Entries provided:
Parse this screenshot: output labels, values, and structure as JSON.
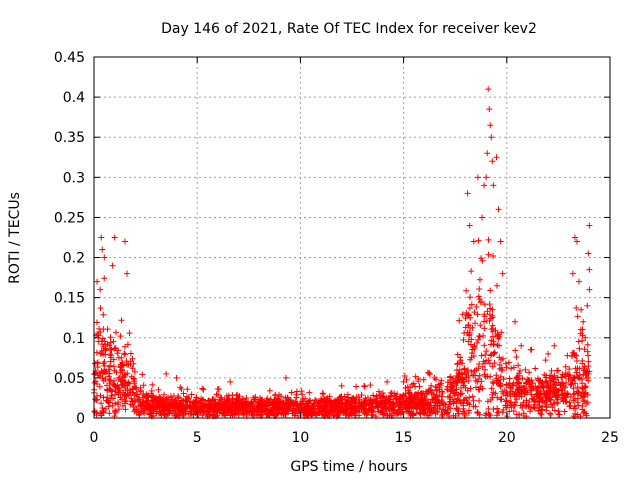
{
  "chart_data": {
    "type": "scatter",
    "title": "Day 146 of 2021, Rate Of TEC Index for receiver kev2",
    "xlabel": "GPS time / hours",
    "ylabel": "ROTI / TECUs",
    "xlim": [
      0,
      25
    ],
    "ylim": [
      0,
      0.45
    ],
    "x_ticks": [
      "0",
      "5",
      "10",
      "15",
      "20",
      "25"
    ],
    "y_ticks": [
      "0",
      "0.05",
      "0.1",
      "0.15",
      "0.2",
      "0.25",
      "0.3",
      "0.35",
      "0.4",
      "0.45"
    ],
    "grid": true,
    "marker": "plus",
    "color": "#ff0000",
    "profile": {
      "hours": [
        0.0,
        0.1,
        0.3,
        0.5,
        0.8,
        1.0,
        1.2,
        1.5,
        1.8,
        2.0,
        2.2,
        2.5,
        3.0,
        3.5,
        4.0,
        5.0,
        6.0,
        7.0,
        8.0,
        9.0,
        9.5,
        10.0,
        11.0,
        12.0,
        13.0,
        14.0,
        14.5,
        15.0,
        16.0,
        17.0,
        17.5,
        17.8,
        18.0,
        18.3,
        18.6,
        18.9,
        19.1,
        19.3,
        19.6,
        20.0,
        20.5,
        21.0,
        21.5,
        22.0,
        22.5,
        23.0,
        23.3,
        23.6,
        24.0
      ],
      "median": [
        0.03,
        0.05,
        0.06,
        0.055,
        0.05,
        0.045,
        0.05,
        0.045,
        0.04,
        0.03,
        0.02,
        0.017,
        0.015,
        0.014,
        0.014,
        0.013,
        0.013,
        0.014,
        0.013,
        0.012,
        0.013,
        0.012,
        0.012,
        0.013,
        0.014,
        0.015,
        0.016,
        0.018,
        0.02,
        0.025,
        0.035,
        0.045,
        0.06,
        0.07,
        0.08,
        0.085,
        0.08,
        0.07,
        0.05,
        0.035,
        0.03,
        0.03,
        0.03,
        0.03,
        0.03,
        0.035,
        0.045,
        0.05,
        0.04
      ],
      "spread": [
        0.05,
        0.08,
        0.1,
        0.09,
        0.07,
        0.06,
        0.06,
        0.05,
        0.045,
        0.035,
        0.025,
        0.02,
        0.018,
        0.016,
        0.016,
        0.015,
        0.015,
        0.016,
        0.015,
        0.015,
        0.015,
        0.015,
        0.015,
        0.016,
        0.017,
        0.018,
        0.02,
        0.022,
        0.025,
        0.03,
        0.045,
        0.06,
        0.08,
        0.1,
        0.12,
        0.14,
        0.14,
        0.12,
        0.08,
        0.05,
        0.04,
        0.035,
        0.035,
        0.035,
        0.035,
        0.04,
        0.06,
        0.07,
        0.06
      ]
    },
    "peaks": [
      {
        "x": 0.15,
        "y": 0.17
      },
      {
        "x": 0.35,
        "y": 0.225
      },
      {
        "x": 0.4,
        "y": 0.21
      },
      {
        "x": 0.5,
        "y": 0.2
      },
      {
        "x": 1.0,
        "y": 0.225
      },
      {
        "x": 1.5,
        "y": 0.22
      },
      {
        "x": 1.6,
        "y": 0.18
      },
      {
        "x": 0.9,
        "y": 0.19
      },
      {
        "x": 0.3,
        "y": 0.16
      },
      {
        "x": 3.5,
        "y": 0.055
      },
      {
        "x": 4.0,
        "y": 0.05
      },
      {
        "x": 6.6,
        "y": 0.045
      },
      {
        "x": 9.3,
        "y": 0.05
      },
      {
        "x": 12.0,
        "y": 0.04
      },
      {
        "x": 14.2,
        "y": 0.045
      },
      {
        "x": 15.0,
        "y": 0.045
      },
      {
        "x": 16.5,
        "y": 0.05
      },
      {
        "x": 18.1,
        "y": 0.28
      },
      {
        "x": 18.2,
        "y": 0.24
      },
      {
        "x": 18.4,
        "y": 0.22
      },
      {
        "x": 18.6,
        "y": 0.3
      },
      {
        "x": 18.8,
        "y": 0.25
      },
      {
        "x": 18.9,
        "y": 0.29
      },
      {
        "x": 19.0,
        "y": 0.3
      },
      {
        "x": 19.05,
        "y": 0.33
      },
      {
        "x": 19.1,
        "y": 0.41
      },
      {
        "x": 19.15,
        "y": 0.385
      },
      {
        "x": 19.2,
        "y": 0.365
      },
      {
        "x": 19.25,
        "y": 0.35
      },
      {
        "x": 19.3,
        "y": 0.32
      },
      {
        "x": 19.35,
        "y": 0.29
      },
      {
        "x": 19.5,
        "y": 0.325
      },
      {
        "x": 19.6,
        "y": 0.26
      },
      {
        "x": 19.7,
        "y": 0.22
      },
      {
        "x": 19.8,
        "y": 0.18
      },
      {
        "x": 20.4,
        "y": 0.12
      },
      {
        "x": 20.7,
        "y": 0.09
      },
      {
        "x": 21.2,
        "y": 0.085
      },
      {
        "x": 22.0,
        "y": 0.08
      },
      {
        "x": 22.3,
        "y": 0.09
      },
      {
        "x": 23.3,
        "y": 0.225
      },
      {
        "x": 23.4,
        "y": 0.22
      },
      {
        "x": 23.5,
        "y": 0.17
      },
      {
        "x": 23.7,
        "y": 0.12
      },
      {
        "x": 23.8,
        "y": 0.1
      },
      {
        "x": 23.9,
        "y": 0.14
      },
      {
        "x": 23.95,
        "y": 0.205
      },
      {
        "x": 24.0,
        "y": 0.24
      },
      {
        "x": 24.0,
        "y": 0.185
      },
      {
        "x": 24.0,
        "y": 0.16
      },
      {
        "x": 23.2,
        "y": 0.18
      },
      {
        "x": 23.6,
        "y": 0.135
      }
    ]
  }
}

Task details:
Copy each line of the records precisely and drop any images they hold.

Complete answer:
Parse this screenshot: output labels, values, and structure as JSON.
{
  "chart_data": {
    "type": "scatter",
    "title": "Day 146 of 2021, Rate Of TEC Index for receiver kev2",
    "xlabel": "GPS time / hours",
    "ylabel": "ROTI / TECUs",
    "xlim": [
      0,
      25
    ],
    "ylim": [
      0,
      0.45
    ],
    "x_ticks": [
      "0",
      "5",
      "10",
      "15",
      "20",
      "25"
    ],
    "y_ticks": [
      "0",
      "0.05",
      "0.1",
      "0.15",
      "0.2",
      "0.25",
      "0.3",
      "0.35",
      "0.4",
      "0.45"
    ],
    "grid": true,
    "marker": "plus",
    "color": "#ff0000",
    "profile": {
      "hours": [
        0.0,
        0.1,
        0.3,
        0.5,
        0.8,
        1.0,
        1.2,
        1.5,
        1.8,
        2.0,
        2.2,
        2.5,
        3.0,
        3.5,
        4.0,
        5.0,
        6.0,
        7.0,
        8.0,
        9.0,
        9.5,
        10.0,
        11.0,
        12.0,
        13.0,
        14.0,
        14.5,
        15.0,
        16.0,
        17.0,
        17.5,
        17.8,
        18.0,
        18.3,
        18.6,
        18.9,
        19.1,
        19.3,
        19.6,
        20.0,
        20.5,
        21.0,
        21.5,
        22.0,
        22.5,
        23.0,
        23.3,
        23.6,
        24.0
      ],
      "median": [
        0.03,
        0.05,
        0.06,
        0.055,
        0.05,
        0.045,
        0.05,
        0.045,
        0.04,
        0.03,
        0.02,
        0.017,
        0.015,
        0.014,
        0.014,
        0.013,
        0.013,
        0.014,
        0.013,
        0.012,
        0.013,
        0.012,
        0.012,
        0.013,
        0.014,
        0.015,
        0.016,
        0.018,
        0.02,
        0.025,
        0.035,
        0.045,
        0.06,
        0.07,
        0.08,
        0.085,
        0.08,
        0.07,
        0.05,
        0.035,
        0.03,
        0.03,
        0.03,
        0.03,
        0.03,
        0.035,
        0.045,
        0.05,
        0.04
      ],
      "spread": [
        0.05,
        0.08,
        0.1,
        0.09,
        0.07,
        0.06,
        0.06,
        0.05,
        0.045,
        0.035,
        0.025,
        0.02,
        0.018,
        0.016,
        0.016,
        0.015,
        0.015,
        0.016,
        0.015,
        0.015,
        0.015,
        0.015,
        0.015,
        0.016,
        0.017,
        0.018,
        0.02,
        0.022,
        0.025,
        0.03,
        0.045,
        0.06,
        0.08,
        0.1,
        0.12,
        0.14,
        0.14,
        0.12,
        0.08,
        0.05,
        0.04,
        0.035,
        0.035,
        0.035,
        0.035,
        0.04,
        0.06,
        0.07,
        0.06
      ]
    },
    "peaks": [
      {
        "x": 0.15,
        "y": 0.17
      },
      {
        "x": 0.35,
        "y": 0.225
      },
      {
        "x": 0.4,
        "y": 0.21
      },
      {
        "x": 0.5,
        "y": 0.2
      },
      {
        "x": 1.0,
        "y": 0.225
      },
      {
        "x": 1.5,
        "y": 0.22
      },
      {
        "x": 1.6,
        "y": 0.18
      },
      {
        "x": 0.9,
        "y": 0.19
      },
      {
        "x": 0.3,
        "y": 0.16
      },
      {
        "x": 3.5,
        "y": 0.055
      },
      {
        "x": 4.0,
        "y": 0.05
      },
      {
        "x": 6.6,
        "y": 0.045
      },
      {
        "x": 9.3,
        "y": 0.05
      },
      {
        "x": 12.0,
        "y": 0.04
      },
      {
        "x": 14.2,
        "y": 0.045
      },
      {
        "x": 15.0,
        "y": 0.045
      },
      {
        "x": 16.5,
        "y": 0.05
      },
      {
        "x": 18.1,
        "y": 0.28
      },
      {
        "x": 18.2,
        "y": 0.24
      },
      {
        "x": 18.4,
        "y": 0.22
      },
      {
        "x": 18.6,
        "y": 0.3
      },
      {
        "x": 18.8,
        "y": 0.25
      },
      {
        "x": 18.9,
        "y": 0.29
      },
      {
        "x": 19.0,
        "y": 0.3
      },
      {
        "x": 19.05,
        "y": 0.33
      },
      {
        "x": 19.1,
        "y": 0.41
      },
      {
        "x": 19.15,
        "y": 0.385
      },
      {
        "x": 19.2,
        "y": 0.365
      },
      {
        "x": 19.25,
        "y": 0.35
      },
      {
        "x": 19.3,
        "y": 0.32
      },
      {
        "x": 19.35,
        "y": 0.29
      },
      {
        "x": 19.5,
        "y": 0.325
      },
      {
        "x": 19.6,
        "y": 0.26
      },
      {
        "x": 19.7,
        "y": 0.22
      },
      {
        "x": 19.8,
        "y": 0.18
      },
      {
        "x": 20.4,
        "y": 0.12
      },
      {
        "x": 20.7,
        "y": 0.09
      },
      {
        "x": 21.2,
        "y": 0.085
      },
      {
        "x": 22.0,
        "y": 0.08
      },
      {
        "x": 22.3,
        "y": 0.09
      },
      {
        "x": 23.3,
        "y": 0.225
      },
      {
        "x": 23.4,
        "y": 0.22
      },
      {
        "x": 23.5,
        "y": 0.17
      },
      {
        "x": 23.7,
        "y": 0.12
      },
      {
        "x": 23.8,
        "y": 0.1
      },
      {
        "x": 23.9,
        "y": 0.14
      },
      {
        "x": 23.95,
        "y": 0.205
      },
      {
        "x": 24.0,
        "y": 0.24
      },
      {
        "x": 24.0,
        "y": 0.185
      },
      {
        "x": 24.0,
        "y": 0.16
      },
      {
        "x": 23.2,
        "y": 0.18
      },
      {
        "x": 23.6,
        "y": 0.135
      }
    ]
  }
}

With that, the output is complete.